## WORK INSTRUCTIONS
Give only the number of lines that contain the word "JSON".

[Data entries]
═══
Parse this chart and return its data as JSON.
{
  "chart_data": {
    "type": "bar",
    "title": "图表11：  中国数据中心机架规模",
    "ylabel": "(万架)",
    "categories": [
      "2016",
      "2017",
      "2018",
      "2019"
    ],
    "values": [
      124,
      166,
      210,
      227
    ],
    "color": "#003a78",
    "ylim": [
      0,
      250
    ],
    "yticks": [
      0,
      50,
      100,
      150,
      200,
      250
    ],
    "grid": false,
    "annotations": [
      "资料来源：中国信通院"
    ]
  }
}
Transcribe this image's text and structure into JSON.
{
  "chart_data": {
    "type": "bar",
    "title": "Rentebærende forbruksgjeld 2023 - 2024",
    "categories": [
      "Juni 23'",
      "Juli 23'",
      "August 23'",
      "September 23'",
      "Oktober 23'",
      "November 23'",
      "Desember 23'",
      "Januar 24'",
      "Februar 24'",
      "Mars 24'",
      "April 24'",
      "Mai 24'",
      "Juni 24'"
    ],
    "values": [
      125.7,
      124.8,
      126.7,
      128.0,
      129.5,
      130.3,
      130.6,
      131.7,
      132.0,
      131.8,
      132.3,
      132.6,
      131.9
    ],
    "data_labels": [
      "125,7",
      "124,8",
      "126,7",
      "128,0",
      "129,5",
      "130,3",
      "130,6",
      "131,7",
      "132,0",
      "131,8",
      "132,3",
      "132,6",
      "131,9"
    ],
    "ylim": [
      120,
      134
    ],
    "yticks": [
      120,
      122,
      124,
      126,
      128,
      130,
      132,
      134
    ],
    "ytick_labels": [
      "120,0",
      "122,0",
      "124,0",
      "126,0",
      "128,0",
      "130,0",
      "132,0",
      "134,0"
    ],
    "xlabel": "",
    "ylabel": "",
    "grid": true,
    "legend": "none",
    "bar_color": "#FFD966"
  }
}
═══
## TASK RESULT
2